AIM | Word for word, restate every line of the material.

GIVEN ENTRIES |
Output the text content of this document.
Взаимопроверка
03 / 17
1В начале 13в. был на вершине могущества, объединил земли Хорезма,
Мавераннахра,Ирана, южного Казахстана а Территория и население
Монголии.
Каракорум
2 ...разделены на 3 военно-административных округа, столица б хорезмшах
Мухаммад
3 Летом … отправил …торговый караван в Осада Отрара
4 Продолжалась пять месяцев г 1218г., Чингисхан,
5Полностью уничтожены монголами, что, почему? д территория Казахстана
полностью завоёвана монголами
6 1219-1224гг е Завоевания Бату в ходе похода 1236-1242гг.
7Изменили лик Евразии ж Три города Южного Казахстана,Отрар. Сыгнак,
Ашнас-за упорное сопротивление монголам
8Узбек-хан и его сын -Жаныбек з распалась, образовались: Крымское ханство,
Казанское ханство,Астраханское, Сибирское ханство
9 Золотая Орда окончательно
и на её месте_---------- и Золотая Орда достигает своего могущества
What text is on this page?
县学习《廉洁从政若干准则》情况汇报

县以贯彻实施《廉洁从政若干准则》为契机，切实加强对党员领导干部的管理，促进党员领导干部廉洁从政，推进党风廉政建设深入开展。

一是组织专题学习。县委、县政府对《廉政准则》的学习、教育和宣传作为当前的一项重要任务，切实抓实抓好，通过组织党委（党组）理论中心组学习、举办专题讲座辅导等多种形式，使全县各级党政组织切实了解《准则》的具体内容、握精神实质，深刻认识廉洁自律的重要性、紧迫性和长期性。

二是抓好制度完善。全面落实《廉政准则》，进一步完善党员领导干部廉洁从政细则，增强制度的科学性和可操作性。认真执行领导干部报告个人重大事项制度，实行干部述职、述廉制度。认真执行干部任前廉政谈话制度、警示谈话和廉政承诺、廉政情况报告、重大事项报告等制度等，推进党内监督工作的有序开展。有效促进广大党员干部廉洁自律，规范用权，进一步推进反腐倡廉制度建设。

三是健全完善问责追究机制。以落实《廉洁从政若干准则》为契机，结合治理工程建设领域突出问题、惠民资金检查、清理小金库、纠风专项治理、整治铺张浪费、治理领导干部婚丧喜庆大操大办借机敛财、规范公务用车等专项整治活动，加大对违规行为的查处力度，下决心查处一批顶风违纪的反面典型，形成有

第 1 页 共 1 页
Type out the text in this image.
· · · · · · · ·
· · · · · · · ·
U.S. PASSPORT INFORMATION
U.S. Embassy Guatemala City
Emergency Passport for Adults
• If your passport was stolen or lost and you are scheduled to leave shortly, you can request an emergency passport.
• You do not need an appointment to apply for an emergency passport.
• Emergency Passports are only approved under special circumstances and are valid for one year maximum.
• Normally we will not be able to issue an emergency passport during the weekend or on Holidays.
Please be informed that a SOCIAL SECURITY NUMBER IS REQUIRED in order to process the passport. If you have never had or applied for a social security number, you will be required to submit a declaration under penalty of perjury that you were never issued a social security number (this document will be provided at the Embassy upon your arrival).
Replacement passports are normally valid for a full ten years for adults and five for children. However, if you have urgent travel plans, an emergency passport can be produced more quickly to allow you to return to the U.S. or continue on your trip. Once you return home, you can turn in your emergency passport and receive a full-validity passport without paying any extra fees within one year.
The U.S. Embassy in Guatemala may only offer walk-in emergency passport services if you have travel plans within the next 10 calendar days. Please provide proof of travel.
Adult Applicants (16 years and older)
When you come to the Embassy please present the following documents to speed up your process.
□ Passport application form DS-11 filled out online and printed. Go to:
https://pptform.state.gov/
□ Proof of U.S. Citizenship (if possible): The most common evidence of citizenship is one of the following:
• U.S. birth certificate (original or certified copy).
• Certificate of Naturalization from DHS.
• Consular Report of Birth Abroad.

RESULT |
Output the text content of this document.
Взаимопроверка
03 / 17
1В начале 13в. был на вершине могущества, объединил земли Хорезма,
Мавераннахра,Ирана, южного Казахстана а Территория и население
Монголии.
Каракорум
2 ...разделены на 3 военно-административных округа, столица б хорезмшах
Мухаммад
3 Летом … отправил …торговый караван в Осада Отрара
4 Продолжалась пять месяцев г 1218г., Чингисхан,
5Полностью уничтожены монголами, что, почему? д территория Казахстана
полностью завоёвана монголами
6 1219-1224гг е Завоевания Бату в ходе похода 1236-1242гг.
7Изменили лик Евразии ж Три города Южного Казахстана,Отрар. Сыгнак,
Ашнас-за упорное сопротивление монголам
8Узбек-хан и его сын -Жаныбек з распалась, образовались: Крымское ханство,
Казанское ханство,Астраханское, Сибирское ханство
9 Золотая Орда окончательно
и на её месте_---------- и Золотая Орда достигает своего могущества
What text is on this page?
县学习《廉洁从政若干准则》情况汇报

县以贯彻实施《廉洁从政若干准则》为契机，切实加强对党员领导干部的管理，促进党员领导干部廉洁从政，推进党风廉政建设深入开展。

一是组织专题学习。县委、县政府对《廉政准则》的学习、教育和宣传作为当前的一项重要任务，切实抓实抓好，通过组织党委（党组）理论中心组学习、举办专题讲座辅导等多种形式，使全县各级党政组织切实了解《准则》的具体内容、握精神实质，深刻认识廉洁自律的重要性、紧迫性和长期性。

二是抓好制度完善。全面落实《廉政准则》，进一步完善党员领导干部廉洁从政细则，增强制度的科学性和可操作性。认真执行领导干部报告个人重大事项制度，实行干部述职、述廉制度。认真执行干部任前廉政谈话制度、警示谈话和廉政承诺、廉政情况报告、重大事项报告等制度等，推进党内监督工作的有序开展。有效促进广大党员干部廉洁自律，规范用权，进一步推进反腐倡廉制度建设。

三是健全完善问责追究机制。以落实《廉洁从政若干准则》为契机，结合治理工程建设领域突出问题、惠民资金检查、清理小金库、纠风专项治理、整治铺张浪费、治理领导干部婚丧喜庆大操大办借机敛财、规范公务用车等专项整治活动，加大对违规行为的查处力度，下决心查处一批顶风违纪的反面典型，形成有

第 1 页 共 1 页
Type out the text in this image.
· · · · · · · ·
· · · · · · · ·
U.S. PASSPORT INFORMATION
U.S. Embassy Guatemala City
Emergency Passport for Adults
• If your passport was stolen or lost and you are scheduled to leave shortly, you can request an emergency passport.
• You do not need an appointment to apply for an emergency passport.
• Emergency Passports are only approved under special circumstances and are valid for one year maximum.
• Normally we will not be able to issue an emergency passport during the weekend or on Holidays.
Please be informed that a SOCIAL SECURITY NUMBER IS REQUIRED in order to process the passport. If you have never had or applied for a social security number, you will be required to submit a declaration under penalty of perjury that you were never issued a social security number (this document will be provided at the Embassy upon your arrival).
Replacement passports are normally valid for a full ten years for adults and five for children. However, if you have urgent travel plans, an emergency passport can be produced more quickly to allow you to return to the U.S. or continue on your trip. Once you return home, you can turn in your emergency passport and receive a full-validity passport without paying any extra fees within one year.
The U.S. Embassy in Guatemala may only offer walk-in emergency passport services if you have travel plans within the next 10 calendar days. Please provide proof of travel.
Adult Applicants (16 years and older)
When you come to the Embassy please present the following documents to speed up your process.
□ Passport application form DS-11 filled out online and printed. Go to:
https://pptform.state.gov/
□ Proof of U.S. Citizenship (if possible): The most common evidence of citizenship is one of the following:
• U.S. birth certificate (original or certified copy).
• Certificate of Naturalization from DHS.
• Consular Report of Birth Abroad.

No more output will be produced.